Produce an exact copy of all the records.

Working data »
"""

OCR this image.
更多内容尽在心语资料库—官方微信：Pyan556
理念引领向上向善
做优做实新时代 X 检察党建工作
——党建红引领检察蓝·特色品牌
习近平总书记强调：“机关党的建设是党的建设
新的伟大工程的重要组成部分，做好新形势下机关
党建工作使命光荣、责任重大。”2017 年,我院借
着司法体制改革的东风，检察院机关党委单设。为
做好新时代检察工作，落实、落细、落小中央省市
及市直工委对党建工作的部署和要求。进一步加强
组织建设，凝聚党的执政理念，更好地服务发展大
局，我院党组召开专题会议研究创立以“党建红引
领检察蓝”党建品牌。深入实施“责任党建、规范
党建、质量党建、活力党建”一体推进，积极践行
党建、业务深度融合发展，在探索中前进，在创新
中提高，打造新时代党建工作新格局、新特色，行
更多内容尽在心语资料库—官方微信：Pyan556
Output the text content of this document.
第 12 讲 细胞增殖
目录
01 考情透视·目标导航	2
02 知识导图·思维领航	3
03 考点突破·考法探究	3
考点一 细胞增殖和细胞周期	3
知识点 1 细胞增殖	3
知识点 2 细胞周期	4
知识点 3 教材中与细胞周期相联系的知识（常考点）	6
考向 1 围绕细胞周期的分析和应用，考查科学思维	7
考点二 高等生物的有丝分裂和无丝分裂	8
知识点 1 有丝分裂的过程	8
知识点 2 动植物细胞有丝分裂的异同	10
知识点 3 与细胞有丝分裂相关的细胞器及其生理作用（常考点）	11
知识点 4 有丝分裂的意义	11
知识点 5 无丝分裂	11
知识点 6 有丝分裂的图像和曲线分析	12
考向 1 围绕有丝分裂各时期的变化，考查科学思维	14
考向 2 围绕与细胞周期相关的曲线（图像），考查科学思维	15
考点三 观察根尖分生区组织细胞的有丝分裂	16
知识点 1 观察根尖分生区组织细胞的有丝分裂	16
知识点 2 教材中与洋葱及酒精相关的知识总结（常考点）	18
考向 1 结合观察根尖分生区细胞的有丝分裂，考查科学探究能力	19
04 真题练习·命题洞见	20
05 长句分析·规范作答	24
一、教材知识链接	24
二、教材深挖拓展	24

"""

Written answer »
OCR this image.
更多内容尽在心语资料库—官方微信：Pyan556
理念引领向上向善
做优做实新时代 X 检察党建工作
——党建红引领检察蓝·特色品牌
习近平总书记强调：“机关党的建设是党的建设
新的伟大工程的重要组成部分，做好新形势下机关
党建工作使命光荣、责任重大。”2017 年,我院借
着司法体制改革的东风，检察院机关党委单设。为
做好新时代检察工作，落实、落细、落小中央省市
及市直工委对党建工作的部署和要求。进一步加强
组织建设，凝聚党的执政理念，更好地服务发展大
局，我院党组召开专题会议研究创立以“党建红引
领检察蓝”党建品牌。深入实施“责任党建、规范
党建、质量党建、活力党建”一体推进，积极践行
党建、业务深度融合发展，在探索中前进，在创新
中提高，打造新时代党建工作新格局、新特色，行
更多内容尽在心语资料库—官方微信：Pyan556
Output the text content of this document.
第 12 讲 细胞增殖
目录
01 考情透视·目标导航	2
02 知识导图·思维领航	3
03 考点突破·考法探究	3
考点一 细胞增殖和细胞周期	3
知识点 1 细胞增殖	3
知识点 2 细胞周期	4
知识点 3 教材中与细胞周期相联系的知识（常考点）	6
考向 1 围绕细胞周期的分析和应用，考查科学思维	7
考点二 高等生物的有丝分裂和无丝分裂	8
知识点 1 有丝分裂的过程	8
知识点 2 动植物细胞有丝分裂的异同	10
知识点 3 与细胞有丝分裂相关的细胞器及其生理作用（常考点）	11
知识点 4 有丝分裂的意义	11
知识点 5 无丝分裂	11
知识点 6 有丝分裂的图像和曲线分析	12
考向 1 围绕有丝分裂各时期的变化，考查科学思维	14
考向 2 围绕与细胞周期相关的曲线（图像），考查科学思维	15
考点三 观察根尖分生区组织细胞的有丝分裂	16
知识点 1 观察根尖分生区组织细胞的有丝分裂	16
知识点 2 教材中与洋葱及酒精相关的知识总结（常考点）	18
考向 1 结合观察根尖分生区细胞的有丝分裂，考查科学探究能力	19
04 真题练习·命题洞见	20
05 长句分析·规范作答	24
一、教材知识链接	24
二、教材深挖拓展	24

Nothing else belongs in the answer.